#### Stored data

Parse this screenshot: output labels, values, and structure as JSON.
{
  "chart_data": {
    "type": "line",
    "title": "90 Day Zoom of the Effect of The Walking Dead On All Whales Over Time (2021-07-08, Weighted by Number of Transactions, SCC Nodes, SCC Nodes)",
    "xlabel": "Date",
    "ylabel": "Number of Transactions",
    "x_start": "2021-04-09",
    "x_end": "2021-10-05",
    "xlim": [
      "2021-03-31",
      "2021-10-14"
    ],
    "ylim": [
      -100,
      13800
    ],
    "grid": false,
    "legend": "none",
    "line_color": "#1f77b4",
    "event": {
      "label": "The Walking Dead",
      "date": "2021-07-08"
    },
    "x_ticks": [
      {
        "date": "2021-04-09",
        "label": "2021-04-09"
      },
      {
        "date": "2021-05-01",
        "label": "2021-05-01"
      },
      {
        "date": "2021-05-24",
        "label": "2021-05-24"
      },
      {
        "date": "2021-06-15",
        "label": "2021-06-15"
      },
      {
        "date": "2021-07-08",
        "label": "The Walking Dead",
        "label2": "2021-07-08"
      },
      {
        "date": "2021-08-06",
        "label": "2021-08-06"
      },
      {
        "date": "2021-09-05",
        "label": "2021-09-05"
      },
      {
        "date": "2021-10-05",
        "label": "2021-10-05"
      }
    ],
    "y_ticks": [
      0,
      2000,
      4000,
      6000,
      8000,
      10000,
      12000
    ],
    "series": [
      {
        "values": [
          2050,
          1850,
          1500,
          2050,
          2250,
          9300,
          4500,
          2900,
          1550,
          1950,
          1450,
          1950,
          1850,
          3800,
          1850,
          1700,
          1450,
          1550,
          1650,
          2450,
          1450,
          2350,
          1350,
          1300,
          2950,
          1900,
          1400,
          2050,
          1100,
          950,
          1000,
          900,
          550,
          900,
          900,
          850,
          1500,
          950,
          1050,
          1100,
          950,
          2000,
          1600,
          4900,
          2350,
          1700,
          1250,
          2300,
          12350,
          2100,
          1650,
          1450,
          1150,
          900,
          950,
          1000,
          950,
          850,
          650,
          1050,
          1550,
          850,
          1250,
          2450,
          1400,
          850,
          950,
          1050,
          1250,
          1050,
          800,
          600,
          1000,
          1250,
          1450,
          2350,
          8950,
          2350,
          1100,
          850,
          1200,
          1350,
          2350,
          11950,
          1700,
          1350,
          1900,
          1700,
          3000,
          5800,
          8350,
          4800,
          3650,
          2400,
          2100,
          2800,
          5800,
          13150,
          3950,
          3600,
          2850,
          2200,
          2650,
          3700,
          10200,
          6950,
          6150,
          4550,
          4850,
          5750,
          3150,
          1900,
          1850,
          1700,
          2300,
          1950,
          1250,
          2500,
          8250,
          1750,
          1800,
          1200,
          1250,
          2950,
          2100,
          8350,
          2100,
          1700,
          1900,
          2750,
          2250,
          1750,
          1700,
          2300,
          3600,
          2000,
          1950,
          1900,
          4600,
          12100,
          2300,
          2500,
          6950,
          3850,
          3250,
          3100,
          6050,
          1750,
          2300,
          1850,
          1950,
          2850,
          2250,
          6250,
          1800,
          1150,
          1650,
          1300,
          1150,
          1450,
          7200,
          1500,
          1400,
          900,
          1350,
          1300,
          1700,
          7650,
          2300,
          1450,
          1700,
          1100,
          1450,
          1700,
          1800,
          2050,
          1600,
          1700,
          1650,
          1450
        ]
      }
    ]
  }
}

########

## Exercise aim:
In the entries above, find each line with the word "Dead" and show it.

## Answer below:
    "title": "90 Day Zoom of the Effect of The Walking Dead On All Whales Over Time (2021-07-08, Weighted by Number of Transactions, SCC Nodes, SCC Nodes)",
      "label": "The Walking Dead",
        "label": "The Walking Dead",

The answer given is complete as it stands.